■ **Data records**:
--- start ---
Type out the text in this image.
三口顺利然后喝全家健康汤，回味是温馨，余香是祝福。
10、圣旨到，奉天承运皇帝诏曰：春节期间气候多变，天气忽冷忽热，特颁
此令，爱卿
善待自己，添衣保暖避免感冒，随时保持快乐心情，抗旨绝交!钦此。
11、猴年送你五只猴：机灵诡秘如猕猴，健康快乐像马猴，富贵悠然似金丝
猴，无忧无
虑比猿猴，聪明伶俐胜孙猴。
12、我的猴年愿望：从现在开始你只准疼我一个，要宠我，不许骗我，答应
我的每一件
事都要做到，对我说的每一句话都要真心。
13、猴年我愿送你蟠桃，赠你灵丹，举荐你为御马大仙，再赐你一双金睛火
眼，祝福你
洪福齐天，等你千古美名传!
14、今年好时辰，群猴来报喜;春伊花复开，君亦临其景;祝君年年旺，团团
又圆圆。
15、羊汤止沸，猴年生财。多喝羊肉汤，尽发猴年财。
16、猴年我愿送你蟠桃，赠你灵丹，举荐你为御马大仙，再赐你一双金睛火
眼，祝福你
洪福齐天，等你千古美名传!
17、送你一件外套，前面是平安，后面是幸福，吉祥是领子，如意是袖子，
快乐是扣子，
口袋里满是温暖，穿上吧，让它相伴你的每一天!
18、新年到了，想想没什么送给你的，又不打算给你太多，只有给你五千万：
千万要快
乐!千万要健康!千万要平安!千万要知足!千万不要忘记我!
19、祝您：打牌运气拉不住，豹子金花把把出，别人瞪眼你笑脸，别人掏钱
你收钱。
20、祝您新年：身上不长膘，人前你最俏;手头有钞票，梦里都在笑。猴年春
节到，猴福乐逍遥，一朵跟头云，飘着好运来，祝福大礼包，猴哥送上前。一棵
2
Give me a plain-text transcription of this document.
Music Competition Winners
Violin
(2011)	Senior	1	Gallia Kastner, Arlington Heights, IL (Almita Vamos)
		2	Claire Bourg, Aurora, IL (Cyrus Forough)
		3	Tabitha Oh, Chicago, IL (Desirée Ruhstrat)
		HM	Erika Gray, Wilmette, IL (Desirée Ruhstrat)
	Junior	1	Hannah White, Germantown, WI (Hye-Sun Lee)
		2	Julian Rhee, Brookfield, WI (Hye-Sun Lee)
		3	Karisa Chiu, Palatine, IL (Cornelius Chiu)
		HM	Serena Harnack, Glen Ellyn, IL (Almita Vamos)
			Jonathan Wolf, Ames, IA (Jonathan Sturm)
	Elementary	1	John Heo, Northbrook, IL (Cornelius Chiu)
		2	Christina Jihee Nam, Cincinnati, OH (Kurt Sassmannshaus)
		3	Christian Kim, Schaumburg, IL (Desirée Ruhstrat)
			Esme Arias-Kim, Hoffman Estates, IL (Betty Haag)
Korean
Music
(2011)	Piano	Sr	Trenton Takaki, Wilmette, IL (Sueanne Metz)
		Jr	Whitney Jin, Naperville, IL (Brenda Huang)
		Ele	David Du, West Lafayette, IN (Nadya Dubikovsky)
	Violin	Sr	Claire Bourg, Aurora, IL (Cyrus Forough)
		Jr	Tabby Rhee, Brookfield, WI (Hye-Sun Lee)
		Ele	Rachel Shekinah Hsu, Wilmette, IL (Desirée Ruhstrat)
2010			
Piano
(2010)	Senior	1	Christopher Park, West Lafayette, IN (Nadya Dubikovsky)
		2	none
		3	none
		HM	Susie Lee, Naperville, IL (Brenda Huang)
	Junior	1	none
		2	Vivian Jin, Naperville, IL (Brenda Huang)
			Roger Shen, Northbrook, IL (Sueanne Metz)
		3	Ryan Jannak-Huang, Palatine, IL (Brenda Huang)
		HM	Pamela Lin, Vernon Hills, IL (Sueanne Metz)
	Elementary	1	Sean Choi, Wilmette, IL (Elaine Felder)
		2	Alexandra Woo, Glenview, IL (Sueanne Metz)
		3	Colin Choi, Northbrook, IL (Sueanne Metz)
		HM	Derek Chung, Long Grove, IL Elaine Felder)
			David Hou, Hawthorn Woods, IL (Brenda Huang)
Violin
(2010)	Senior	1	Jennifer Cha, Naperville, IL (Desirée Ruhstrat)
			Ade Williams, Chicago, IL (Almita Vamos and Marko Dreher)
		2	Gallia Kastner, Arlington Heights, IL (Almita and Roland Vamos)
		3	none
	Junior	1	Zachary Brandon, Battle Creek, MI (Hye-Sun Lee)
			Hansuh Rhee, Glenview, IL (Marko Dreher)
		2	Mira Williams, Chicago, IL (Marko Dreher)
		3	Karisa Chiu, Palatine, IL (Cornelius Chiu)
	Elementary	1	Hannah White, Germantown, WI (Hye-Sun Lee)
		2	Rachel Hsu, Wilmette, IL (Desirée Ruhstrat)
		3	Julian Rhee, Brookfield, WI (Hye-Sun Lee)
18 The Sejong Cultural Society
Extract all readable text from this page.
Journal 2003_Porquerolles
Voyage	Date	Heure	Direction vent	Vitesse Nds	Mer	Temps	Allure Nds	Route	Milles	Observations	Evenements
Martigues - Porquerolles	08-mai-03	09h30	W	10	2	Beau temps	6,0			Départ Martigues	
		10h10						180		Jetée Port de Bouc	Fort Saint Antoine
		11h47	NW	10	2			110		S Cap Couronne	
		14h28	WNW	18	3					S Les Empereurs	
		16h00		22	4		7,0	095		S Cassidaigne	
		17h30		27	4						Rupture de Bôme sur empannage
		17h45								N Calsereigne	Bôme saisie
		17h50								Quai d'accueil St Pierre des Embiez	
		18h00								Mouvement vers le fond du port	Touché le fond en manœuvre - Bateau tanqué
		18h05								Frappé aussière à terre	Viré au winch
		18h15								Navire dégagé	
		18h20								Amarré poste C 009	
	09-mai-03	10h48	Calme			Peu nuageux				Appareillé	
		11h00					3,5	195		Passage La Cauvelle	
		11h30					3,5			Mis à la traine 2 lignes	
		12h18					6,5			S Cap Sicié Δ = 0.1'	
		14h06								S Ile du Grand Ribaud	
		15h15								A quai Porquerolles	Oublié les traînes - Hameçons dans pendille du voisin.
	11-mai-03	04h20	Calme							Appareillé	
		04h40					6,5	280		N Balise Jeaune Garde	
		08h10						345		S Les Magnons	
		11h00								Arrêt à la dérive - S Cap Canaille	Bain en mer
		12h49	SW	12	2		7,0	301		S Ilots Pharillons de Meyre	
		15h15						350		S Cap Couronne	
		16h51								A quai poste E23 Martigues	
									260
--- end ---
■ **INSTRUCTION**:
Of the lines in the records, determine how many contain the word "Naperville", and report that number alone.

■ **THE RESPONSE**:
4